Report, word for word, every line of the material that contains "family".

—————

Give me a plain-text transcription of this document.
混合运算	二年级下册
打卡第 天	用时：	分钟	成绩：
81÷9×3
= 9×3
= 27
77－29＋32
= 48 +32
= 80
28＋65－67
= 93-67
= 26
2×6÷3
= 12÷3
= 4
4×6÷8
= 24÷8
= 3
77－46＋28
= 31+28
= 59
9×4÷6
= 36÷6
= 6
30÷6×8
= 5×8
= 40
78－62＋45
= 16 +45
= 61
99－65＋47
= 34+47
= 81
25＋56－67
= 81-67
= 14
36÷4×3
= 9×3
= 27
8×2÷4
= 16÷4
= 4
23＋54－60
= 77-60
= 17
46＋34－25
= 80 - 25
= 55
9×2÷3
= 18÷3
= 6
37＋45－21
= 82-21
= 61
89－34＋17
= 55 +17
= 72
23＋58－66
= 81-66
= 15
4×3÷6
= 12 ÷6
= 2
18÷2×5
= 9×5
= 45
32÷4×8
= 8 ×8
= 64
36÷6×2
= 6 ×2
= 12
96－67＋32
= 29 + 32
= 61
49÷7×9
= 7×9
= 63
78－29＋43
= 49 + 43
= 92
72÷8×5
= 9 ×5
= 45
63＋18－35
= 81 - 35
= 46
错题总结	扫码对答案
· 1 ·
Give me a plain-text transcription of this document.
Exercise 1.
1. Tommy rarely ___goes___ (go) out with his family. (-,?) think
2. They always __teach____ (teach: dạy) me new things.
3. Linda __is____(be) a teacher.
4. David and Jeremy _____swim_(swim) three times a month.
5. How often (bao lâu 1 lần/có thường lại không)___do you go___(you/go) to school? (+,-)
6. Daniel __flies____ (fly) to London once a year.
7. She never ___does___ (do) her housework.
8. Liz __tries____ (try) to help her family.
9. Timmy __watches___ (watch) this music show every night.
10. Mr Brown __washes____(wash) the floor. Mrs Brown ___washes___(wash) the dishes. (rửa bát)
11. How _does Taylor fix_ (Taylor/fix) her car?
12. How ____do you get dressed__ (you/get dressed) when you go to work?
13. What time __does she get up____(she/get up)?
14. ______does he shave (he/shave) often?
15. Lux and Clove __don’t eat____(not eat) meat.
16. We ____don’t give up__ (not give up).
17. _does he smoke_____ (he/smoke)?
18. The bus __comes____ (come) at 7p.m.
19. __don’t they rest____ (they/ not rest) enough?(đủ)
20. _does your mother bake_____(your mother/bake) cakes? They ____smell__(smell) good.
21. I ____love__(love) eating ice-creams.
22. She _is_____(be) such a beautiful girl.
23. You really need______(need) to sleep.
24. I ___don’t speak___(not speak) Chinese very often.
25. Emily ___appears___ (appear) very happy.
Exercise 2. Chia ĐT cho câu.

—————

Exercise result –
1. Tommy rarely ___goes___ (go) out with his family. (-,?) think
8. Liz __tries____ (try) to help her family.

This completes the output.